**Problem**
Reply only with how many lines contain the word "JSON".

— start Input for this task —

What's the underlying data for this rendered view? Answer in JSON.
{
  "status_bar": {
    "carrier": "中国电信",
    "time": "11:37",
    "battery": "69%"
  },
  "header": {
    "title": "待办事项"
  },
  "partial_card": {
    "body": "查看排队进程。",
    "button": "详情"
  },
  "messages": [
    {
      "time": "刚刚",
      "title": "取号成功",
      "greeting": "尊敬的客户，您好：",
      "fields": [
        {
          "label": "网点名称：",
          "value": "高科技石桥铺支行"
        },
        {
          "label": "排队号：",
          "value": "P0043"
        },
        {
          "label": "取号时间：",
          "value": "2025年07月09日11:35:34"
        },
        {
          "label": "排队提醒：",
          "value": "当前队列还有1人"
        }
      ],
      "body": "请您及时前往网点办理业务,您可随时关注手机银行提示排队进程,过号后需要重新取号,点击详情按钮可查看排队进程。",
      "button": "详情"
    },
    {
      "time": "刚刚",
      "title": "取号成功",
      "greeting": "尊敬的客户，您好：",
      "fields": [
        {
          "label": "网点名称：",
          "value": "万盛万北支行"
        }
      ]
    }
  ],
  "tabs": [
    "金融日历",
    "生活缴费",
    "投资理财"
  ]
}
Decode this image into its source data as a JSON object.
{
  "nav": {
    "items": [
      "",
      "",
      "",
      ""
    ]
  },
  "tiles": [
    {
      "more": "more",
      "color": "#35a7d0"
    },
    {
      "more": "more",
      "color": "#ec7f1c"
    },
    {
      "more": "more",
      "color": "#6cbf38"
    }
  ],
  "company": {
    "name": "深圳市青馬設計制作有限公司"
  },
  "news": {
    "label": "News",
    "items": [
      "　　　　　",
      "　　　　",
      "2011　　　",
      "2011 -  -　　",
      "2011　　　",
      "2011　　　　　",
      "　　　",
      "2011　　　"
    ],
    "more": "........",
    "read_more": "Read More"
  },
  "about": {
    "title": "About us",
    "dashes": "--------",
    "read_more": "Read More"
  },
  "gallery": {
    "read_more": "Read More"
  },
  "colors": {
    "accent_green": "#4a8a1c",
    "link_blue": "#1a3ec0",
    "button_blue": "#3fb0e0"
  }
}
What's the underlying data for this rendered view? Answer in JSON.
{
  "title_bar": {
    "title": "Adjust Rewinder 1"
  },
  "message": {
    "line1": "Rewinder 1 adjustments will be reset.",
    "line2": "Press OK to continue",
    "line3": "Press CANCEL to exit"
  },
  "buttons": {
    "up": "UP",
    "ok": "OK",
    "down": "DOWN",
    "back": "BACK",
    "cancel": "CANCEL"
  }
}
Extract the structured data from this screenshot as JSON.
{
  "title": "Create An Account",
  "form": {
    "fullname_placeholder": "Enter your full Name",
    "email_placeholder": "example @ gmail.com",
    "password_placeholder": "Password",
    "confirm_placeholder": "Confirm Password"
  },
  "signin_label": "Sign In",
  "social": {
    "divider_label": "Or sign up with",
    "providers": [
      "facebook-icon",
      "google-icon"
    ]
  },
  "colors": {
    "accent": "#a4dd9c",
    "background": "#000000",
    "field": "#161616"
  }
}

— end Input for this task —

**Solution for this task**
4